# SHORT PROBLEM:
The entries need to be copied exactly.

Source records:
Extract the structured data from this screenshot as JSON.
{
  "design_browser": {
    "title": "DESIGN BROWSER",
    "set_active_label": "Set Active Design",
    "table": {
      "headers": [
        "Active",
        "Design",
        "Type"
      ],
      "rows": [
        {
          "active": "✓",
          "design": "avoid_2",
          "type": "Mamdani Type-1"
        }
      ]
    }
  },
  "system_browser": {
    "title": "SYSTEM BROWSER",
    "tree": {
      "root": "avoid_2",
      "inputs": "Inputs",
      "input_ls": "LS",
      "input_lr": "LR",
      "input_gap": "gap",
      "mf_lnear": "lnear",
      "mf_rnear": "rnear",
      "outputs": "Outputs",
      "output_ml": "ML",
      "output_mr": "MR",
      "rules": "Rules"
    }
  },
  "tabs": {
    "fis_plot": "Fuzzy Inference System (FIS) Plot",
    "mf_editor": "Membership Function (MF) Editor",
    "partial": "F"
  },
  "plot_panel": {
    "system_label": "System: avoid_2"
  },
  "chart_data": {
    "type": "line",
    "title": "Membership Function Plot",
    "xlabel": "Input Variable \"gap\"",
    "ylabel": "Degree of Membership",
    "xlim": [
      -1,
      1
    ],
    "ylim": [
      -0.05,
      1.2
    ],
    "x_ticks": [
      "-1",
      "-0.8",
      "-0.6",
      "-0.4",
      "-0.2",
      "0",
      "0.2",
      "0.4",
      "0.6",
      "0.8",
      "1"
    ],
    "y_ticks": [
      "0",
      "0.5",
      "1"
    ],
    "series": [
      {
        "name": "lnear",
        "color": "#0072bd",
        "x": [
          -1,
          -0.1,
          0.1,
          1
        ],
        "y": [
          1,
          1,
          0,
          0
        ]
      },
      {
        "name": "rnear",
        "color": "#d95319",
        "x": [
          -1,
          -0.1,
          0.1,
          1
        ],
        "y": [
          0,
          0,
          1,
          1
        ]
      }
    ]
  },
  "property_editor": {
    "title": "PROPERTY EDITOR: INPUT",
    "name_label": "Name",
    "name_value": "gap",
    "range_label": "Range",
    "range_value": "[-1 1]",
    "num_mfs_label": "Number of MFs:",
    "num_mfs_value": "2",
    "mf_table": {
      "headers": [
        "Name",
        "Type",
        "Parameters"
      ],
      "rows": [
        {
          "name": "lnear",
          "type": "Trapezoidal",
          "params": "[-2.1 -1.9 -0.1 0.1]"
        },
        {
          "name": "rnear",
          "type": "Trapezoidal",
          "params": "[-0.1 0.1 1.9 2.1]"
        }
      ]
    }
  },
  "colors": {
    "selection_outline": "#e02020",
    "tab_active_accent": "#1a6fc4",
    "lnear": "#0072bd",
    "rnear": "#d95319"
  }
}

# REPLY:
Extract the structured data from this screenshot as JSON.
{
  "design_browser": {
    "title": "DESIGN BROWSER",
    "set_active_label": "Set Active Design",
    "table": {
      "headers": [
        "Active",
        "Design",
        "Type"
      ],
      "rows": [
        {
          "active": "✓",
          "design": "avoid_2",
          "type": "Mamdani Type-1"
        }
      ]
    }
  },
  "system_browser": {
    "title": "SYSTEM BROWSER",
    "tree": {
      "root": "avoid_2",
      "inputs": "Inputs",
      "input_ls": "LS",
      "input_lr": "LR",
      "input_gap": "gap",
      "mf_lnear": "lnear",
      "mf_rnear": "rnear",
      "outputs": "Outputs",
      "output_ml": "ML",
      "output_mr": "MR",
      "rules": "Rules"
    }
  },
  "tabs": {
    "fis_plot": "Fuzzy Inference System (FIS) Plot",
    "mf_editor": "Membership Function (MF) Editor",
    "partial": "F"
  },
  "plot_panel": {
    "system_label": "System: avoid_2"
  },
  "chart_data": {
    "type": "line",
    "title": "Membership Function Plot",
    "xlabel": "Input Variable \"gap\"",
    "ylabel": "Degree of Membership",
    "xlim": [
      -1,
      1
    ],
    "ylim": [
      -0.05,
      1.2
    ],
    "x_ticks": [
      "-1",
      "-0.8",
      "-0.6",
      "-0.4",
      "-0.2",
      "0",
      "0.2",
      "0.4",
      "0.6",
      "0.8",
      "1"
    ],
    "y_ticks": [
      "0",
      "0.5",
      "1"
    ],
    "series": [
      {
        "name": "lnear",
        "color": "#0072bd",
        "x": [
          -1,
          -0.1,
          0.1,
          1
        ],
        "y": [
          1,
          1,
          0,
          0
        ]
      },
      {
        "name": "rnear",
        "color": "#d95319",
        "x": [
          -1,
          -0.1,
          0.1,
          1
        ],
        "y": [
          0,
          0,
          1,
          1
        ]
      }
    ]
  },
  "property_editor": {
    "title": "PROPERTY EDITOR: INPUT",
    "name_label": "Name",
    "name_value": "gap",
    "range_label": "Range",
    "range_value": "[-1 1]",
    "num_mfs_label": "Number of MFs:",
    "num_mfs_value": "2",
    "mf_table": {
      "headers": [
        "Name",
        "Type",
        "Parameters"
      ],
      "rows": [
        {
          "name": "lnear",
          "type": "Trapezoidal",
          "params": "[-2.1 -1.9 -0.1 0.1]"
        },
        {
          "name": "rnear",
          "type": "Trapezoidal",
          "params": "[-0.1 0.1 1.9 2.1]"
        }
      ]
    }
  },
  "colors": {
    "selection_outline": "#e02020",
    "tab_active_accent": "#1a6fc4",
    "lnear": "#0072bd",
    "rnear": "#d95319"
  }
}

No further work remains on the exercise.